## OBJECTIVE
From the listing below, pick out each line with the word "title".
· · · · · · ·
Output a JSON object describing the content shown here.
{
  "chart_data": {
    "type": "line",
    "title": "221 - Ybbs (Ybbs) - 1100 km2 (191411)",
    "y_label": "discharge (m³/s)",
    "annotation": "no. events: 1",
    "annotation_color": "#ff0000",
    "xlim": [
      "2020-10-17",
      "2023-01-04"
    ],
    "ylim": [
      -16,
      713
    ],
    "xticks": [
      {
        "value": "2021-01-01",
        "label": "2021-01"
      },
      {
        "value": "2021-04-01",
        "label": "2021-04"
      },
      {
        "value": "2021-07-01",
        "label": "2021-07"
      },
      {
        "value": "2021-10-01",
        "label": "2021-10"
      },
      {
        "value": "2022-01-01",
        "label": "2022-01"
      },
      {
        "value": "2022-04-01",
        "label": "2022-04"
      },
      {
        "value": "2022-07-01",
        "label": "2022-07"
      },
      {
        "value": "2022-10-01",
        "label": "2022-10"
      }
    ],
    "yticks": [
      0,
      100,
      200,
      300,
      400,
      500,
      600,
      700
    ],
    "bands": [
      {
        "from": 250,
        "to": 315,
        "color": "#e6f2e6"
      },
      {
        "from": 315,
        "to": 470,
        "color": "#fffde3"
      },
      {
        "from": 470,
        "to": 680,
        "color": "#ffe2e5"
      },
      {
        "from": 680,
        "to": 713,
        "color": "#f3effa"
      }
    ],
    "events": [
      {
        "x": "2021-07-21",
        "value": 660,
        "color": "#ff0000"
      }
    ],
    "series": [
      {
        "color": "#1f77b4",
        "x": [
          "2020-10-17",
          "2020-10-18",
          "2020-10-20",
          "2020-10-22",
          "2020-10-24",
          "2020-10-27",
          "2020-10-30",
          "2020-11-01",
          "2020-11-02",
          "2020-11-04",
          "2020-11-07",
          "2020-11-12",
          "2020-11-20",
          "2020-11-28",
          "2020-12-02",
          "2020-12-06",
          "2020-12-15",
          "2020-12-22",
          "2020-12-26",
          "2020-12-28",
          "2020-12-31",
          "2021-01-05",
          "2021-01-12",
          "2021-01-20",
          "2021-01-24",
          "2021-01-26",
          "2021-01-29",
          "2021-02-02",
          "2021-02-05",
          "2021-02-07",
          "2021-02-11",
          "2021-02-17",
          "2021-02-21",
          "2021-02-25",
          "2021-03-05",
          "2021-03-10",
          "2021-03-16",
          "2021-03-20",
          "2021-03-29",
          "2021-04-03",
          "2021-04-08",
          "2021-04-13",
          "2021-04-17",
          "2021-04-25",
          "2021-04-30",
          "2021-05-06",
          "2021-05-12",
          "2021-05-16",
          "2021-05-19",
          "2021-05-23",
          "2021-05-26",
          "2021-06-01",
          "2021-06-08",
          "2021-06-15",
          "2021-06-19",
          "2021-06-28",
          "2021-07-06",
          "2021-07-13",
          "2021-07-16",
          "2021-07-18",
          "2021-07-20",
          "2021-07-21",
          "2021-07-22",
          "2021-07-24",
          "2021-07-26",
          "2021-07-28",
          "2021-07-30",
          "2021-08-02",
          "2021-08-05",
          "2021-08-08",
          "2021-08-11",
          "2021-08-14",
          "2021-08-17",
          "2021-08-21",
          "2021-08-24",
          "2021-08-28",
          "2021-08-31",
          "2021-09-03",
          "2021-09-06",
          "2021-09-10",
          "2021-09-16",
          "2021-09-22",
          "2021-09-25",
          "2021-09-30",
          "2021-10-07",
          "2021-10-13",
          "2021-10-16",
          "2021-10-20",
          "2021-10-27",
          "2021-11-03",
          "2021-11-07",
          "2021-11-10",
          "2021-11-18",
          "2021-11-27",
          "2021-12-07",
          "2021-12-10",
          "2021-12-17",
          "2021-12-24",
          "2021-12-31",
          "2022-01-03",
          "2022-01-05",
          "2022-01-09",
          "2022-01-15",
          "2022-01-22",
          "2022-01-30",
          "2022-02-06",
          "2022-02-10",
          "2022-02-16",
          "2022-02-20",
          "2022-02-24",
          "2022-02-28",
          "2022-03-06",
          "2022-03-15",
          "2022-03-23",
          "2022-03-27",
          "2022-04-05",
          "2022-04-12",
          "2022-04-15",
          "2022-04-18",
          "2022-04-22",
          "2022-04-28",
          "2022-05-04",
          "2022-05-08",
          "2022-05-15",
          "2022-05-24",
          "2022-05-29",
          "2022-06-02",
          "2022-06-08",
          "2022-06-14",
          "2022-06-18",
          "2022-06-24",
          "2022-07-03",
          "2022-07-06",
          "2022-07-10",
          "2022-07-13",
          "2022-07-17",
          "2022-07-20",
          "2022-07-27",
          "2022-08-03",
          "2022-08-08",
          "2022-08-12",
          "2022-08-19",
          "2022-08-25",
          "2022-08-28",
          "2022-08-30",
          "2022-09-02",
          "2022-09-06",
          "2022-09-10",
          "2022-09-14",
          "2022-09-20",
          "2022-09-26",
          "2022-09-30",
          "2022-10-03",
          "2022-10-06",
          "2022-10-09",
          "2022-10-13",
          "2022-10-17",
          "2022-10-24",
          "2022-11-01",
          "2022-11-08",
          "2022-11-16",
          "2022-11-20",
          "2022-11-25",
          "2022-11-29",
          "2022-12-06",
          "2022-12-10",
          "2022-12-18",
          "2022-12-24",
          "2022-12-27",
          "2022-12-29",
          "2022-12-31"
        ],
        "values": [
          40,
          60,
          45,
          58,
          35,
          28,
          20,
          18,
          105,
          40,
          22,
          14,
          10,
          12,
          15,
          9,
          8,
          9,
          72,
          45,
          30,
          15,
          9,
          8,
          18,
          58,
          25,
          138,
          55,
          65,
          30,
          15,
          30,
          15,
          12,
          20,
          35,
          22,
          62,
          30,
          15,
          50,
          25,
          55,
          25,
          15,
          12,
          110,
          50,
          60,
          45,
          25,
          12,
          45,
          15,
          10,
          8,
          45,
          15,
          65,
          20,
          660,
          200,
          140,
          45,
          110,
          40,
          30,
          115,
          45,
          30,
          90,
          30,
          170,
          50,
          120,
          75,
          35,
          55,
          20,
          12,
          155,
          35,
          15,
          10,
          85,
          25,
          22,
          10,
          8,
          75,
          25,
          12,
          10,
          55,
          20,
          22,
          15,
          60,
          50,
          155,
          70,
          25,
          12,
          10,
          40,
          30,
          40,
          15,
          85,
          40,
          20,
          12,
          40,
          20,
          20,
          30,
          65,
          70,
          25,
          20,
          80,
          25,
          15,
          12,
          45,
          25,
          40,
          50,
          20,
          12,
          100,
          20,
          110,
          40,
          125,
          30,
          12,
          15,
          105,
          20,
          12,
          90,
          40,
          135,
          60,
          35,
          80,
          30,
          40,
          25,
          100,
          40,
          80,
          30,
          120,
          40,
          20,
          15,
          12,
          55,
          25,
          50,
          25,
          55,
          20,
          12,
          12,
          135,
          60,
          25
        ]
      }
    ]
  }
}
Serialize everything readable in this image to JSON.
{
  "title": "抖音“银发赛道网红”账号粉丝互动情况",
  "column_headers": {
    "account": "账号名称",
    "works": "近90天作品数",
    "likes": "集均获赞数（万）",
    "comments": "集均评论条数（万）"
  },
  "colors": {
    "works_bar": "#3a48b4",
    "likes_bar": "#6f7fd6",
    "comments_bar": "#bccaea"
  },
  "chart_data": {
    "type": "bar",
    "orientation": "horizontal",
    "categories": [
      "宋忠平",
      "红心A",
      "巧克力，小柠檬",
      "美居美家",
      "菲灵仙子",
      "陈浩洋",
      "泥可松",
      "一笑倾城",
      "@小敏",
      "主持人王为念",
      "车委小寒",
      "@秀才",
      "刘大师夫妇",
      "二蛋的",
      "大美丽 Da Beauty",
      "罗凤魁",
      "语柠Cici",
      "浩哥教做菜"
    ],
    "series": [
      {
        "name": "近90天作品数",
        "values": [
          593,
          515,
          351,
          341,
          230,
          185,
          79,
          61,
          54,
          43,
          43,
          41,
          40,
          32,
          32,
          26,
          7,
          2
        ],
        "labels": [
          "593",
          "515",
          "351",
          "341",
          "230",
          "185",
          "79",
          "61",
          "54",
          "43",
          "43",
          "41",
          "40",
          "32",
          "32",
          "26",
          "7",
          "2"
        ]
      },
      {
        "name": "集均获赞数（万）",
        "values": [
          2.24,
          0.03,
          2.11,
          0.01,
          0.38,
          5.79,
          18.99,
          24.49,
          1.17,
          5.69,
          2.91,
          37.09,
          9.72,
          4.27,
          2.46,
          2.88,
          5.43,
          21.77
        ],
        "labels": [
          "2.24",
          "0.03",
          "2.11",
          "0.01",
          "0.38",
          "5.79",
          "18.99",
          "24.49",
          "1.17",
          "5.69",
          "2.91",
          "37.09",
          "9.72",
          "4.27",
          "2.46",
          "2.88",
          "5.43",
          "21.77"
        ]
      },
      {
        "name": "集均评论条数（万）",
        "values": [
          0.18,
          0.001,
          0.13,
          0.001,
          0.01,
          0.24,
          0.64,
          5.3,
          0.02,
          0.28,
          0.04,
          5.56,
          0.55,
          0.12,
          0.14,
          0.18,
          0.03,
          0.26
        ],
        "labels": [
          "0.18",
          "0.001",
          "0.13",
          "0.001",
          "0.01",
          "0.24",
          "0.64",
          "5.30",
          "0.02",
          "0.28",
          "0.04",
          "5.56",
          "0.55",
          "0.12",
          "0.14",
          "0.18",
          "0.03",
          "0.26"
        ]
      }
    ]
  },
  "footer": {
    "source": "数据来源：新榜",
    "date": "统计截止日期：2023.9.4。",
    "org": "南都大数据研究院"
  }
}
· · · · · · ·
## RESPONSE
    "title": "221 - Ybbs (Ybbs) - 1100 km2 (191411)",
  "title": "抖音“银发赛道网红”账号粉丝互动情况",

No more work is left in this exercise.